*Excerpted records*.
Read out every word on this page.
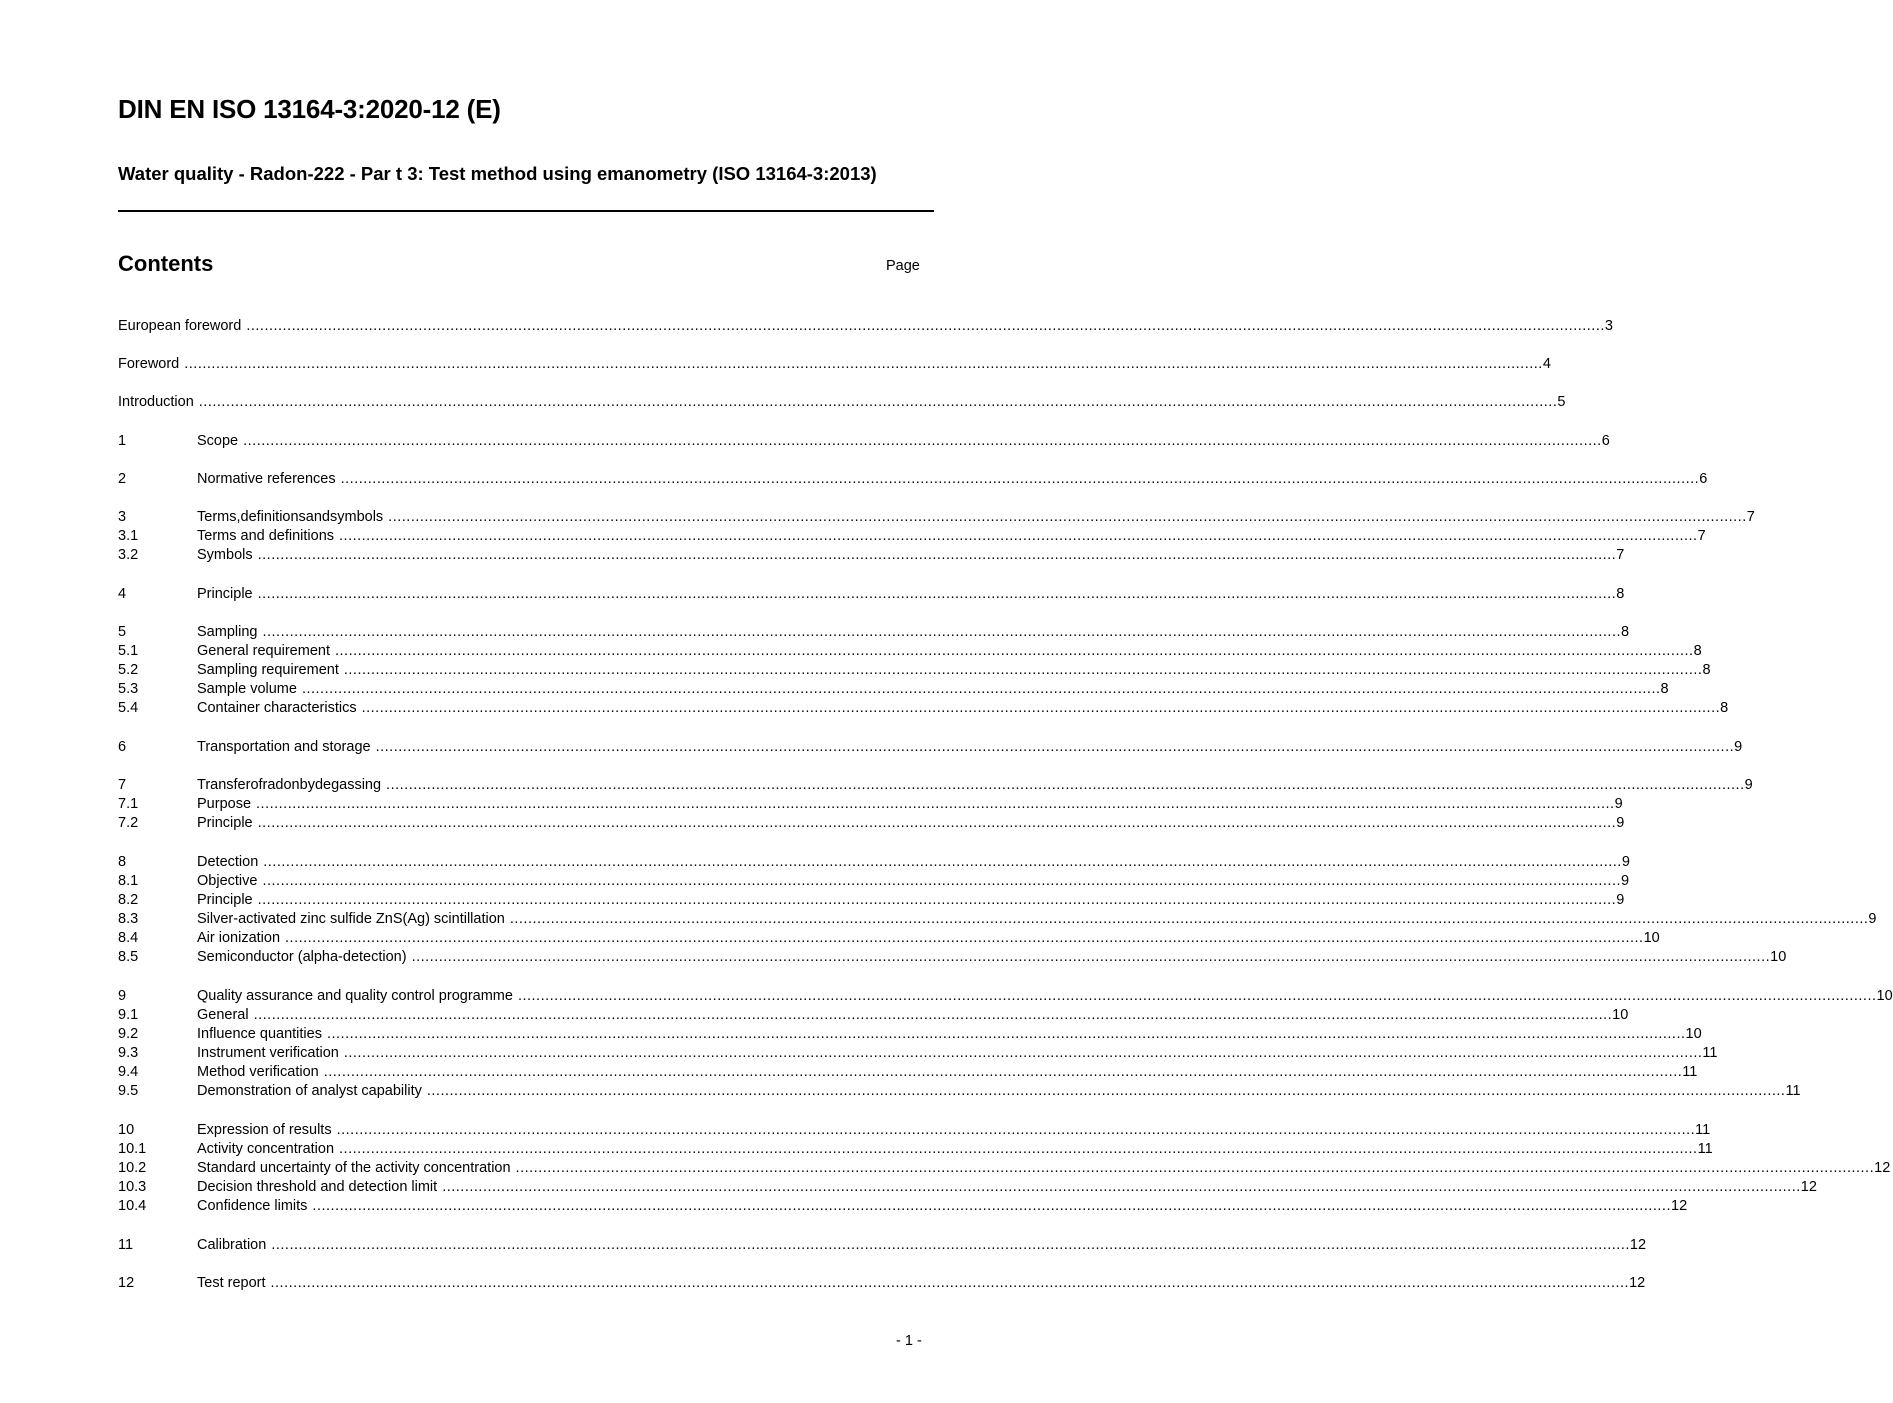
DIN EN ISO 13164-3:2020-12 (E)
Water quality - Radon-222 - Par t 3: Test method using emanometry (ISO 13164-3:2013)
Contents	Page
European foreword ............................................................................................................................................................................................................................................................................................................ 3
Foreword ............................................................................................................................................................................................................................................................................................................ 4
Introduction ............................................................................................................................................................................................................................................................................................................ 5
1	Scope ............................................................................................................................................................................................................................................................................................................ 6
2	Normative references ............................................................................................................................................................................................................................................................................................................ 6
3	Terms,definitionsandsymbols ............................................................................................................................................................................................................................................................................................................ 7
3.1	Terms and definitions ............................................................................................................................................................................................................................................................................................................ 7
3.2	Symbols ............................................................................................................................................................................................................................................................................................................ 7
4	Principle ............................................................................................................................................................................................................................................................................................................ 8
5	Sampling ............................................................................................................................................................................................................................................................................................................ 8
5.1	General requirement ............................................................................................................................................................................................................................................................................................................ 8
5.2	Sampling requirement ............................................................................................................................................................................................................................................................................................................ 8
5.3	Sample volume ............................................................................................................................................................................................................................................................................................................ 8
5.4	Container characteristics ............................................................................................................................................................................................................................................................................................................ 8
6	Transportation and storage ............................................................................................................................................................................................................................................................................................................ 9
7	Transferofradonbydegassing ............................................................................................................................................................................................................................................................................................................ 9
7.1	Purpose ............................................................................................................................................................................................................................................................................................................ 9
7.2	Principle ............................................................................................................................................................................................................................................................................................................ 9
8	Detection ............................................................................................................................................................................................................................................................................................................ 9
8.1	Objective ............................................................................................................................................................................................................................................................................................................ 9
8.2	Principle ............................................................................................................................................................................................................................................................................................................ 9
8.3	Silver-activated zinc sulfide ZnS(Ag) scintillation ............................................................................................................................................................................................................................................................................................................ 9
8.4	Air ionization ............................................................................................................................................................................................................................................................................................................ 10
8.5	Semiconductor (alpha-detection) ............................................................................................................................................................................................................................................................................................................ 10
9	Quality assurance and quality control programme ............................................................................................................................................................................................................................................................................................................ 10
9.1	General ............................................................................................................................................................................................................................................................................................................ 10
9.2	Influence quantities ............................................................................................................................................................................................................................................................................................................ 10
9.3	Instrument verification ............................................................................................................................................................................................................................................................................................................ 11
9.4	Method verification ............................................................................................................................................................................................................................................................................................................ 11
9.5	Demonstration of analyst capability ............................................................................................................................................................................................................................................................................................................ 11
10	Expression of results ............................................................................................................................................................................................................................................................................................................ 11
10.1	Activity concentration ............................................................................................................................................................................................................................................................................................................ 11
10.2	Standard uncertainty of the activity concentration ............................................................................................................................................................................................................................................................................................................ 12
10.3	Decision threshold and detection limit ............................................................................................................................................................................................................................................................................................................ 12
10.4	Confidence limits ............................................................................................................................................................................................................................................................................................................ 12
11	Calibration ............................................................................................................................................................................................................................................................................................................ 12
12	Test report ............................................................................................................................................................................................................................................................................................................ 12
- 1 -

*Aim of the exercise*. For this exercise, gather every line of the data that contains the word "quality".

*Task solution*.
Water quality - Radon-222 - Par t 3: Test method using emanometry (ISO 13164-3:2013)
9	Quality assurance and quality control programme ............................................................................................................................................................................................................................................................................................................ 10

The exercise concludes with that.